[Exercise data start]

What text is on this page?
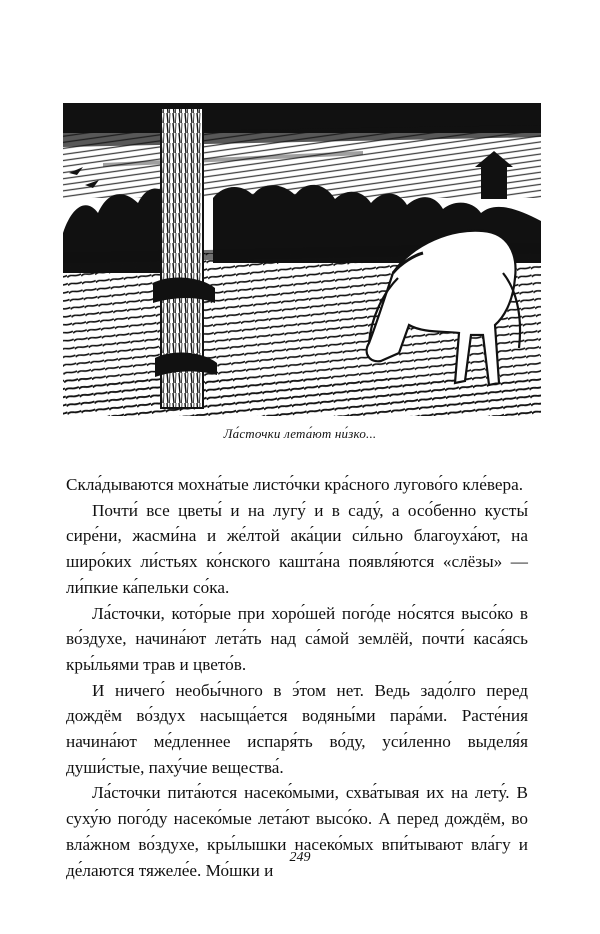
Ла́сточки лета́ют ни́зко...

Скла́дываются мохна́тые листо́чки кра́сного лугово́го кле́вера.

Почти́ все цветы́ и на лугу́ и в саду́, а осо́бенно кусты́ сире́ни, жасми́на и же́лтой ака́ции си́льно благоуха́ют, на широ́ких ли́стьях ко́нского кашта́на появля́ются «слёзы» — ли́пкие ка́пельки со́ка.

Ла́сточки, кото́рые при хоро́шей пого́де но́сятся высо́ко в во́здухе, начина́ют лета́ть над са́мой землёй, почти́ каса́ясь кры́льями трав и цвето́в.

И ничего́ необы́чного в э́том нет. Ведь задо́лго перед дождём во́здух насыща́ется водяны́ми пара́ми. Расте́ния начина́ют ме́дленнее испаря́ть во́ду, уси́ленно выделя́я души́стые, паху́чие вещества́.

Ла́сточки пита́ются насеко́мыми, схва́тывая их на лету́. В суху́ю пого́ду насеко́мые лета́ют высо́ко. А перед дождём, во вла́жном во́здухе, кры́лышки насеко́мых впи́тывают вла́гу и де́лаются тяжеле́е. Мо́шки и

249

[Exercise data end]

What the task asks: Omit every picture, then repeat the remaining data exactly as it appears above.

Finished answer:
What text is on this page?
Ла́сточки лета́ют ни́зко...

Скла́дываются мохна́тые листо́чки кра́сного лугово́го кле́вера.

Почти́ все цветы́ и на лугу́ и в саду́, а осо́бенно кусты́ сире́ни, жасми́на и же́лтой ака́ции си́льно благоуха́ют, на широ́ких ли́стьях ко́нского кашта́на появля́ются «слёзы» — ли́пкие ка́пельки со́ка.

Ла́сточки, кото́рые при хоро́шей пого́де но́сятся высо́ко в во́здухе, начина́ют лета́ть над са́мой землёй, почти́ каса́ясь кры́льями трав и цвето́в.

И ничего́ необы́чного в э́том нет. Ведь задо́лго перед дождём во́здух насыща́ется водяны́ми пара́ми. Расте́ния начина́ют ме́дленнее испаря́ть во́ду, уси́ленно выделя́я души́стые, паху́чие вещества́.

Ла́сточки пита́ются насеко́мыми, схва́тывая их на лету́. В суху́ю пого́ду насеко́мые лета́ют высо́ко. А перед дождём, во вла́жном во́здухе, кры́лышки насеко́мых впи́тывают вла́гу и де́лаются тяжеле́е. Мо́шки и

249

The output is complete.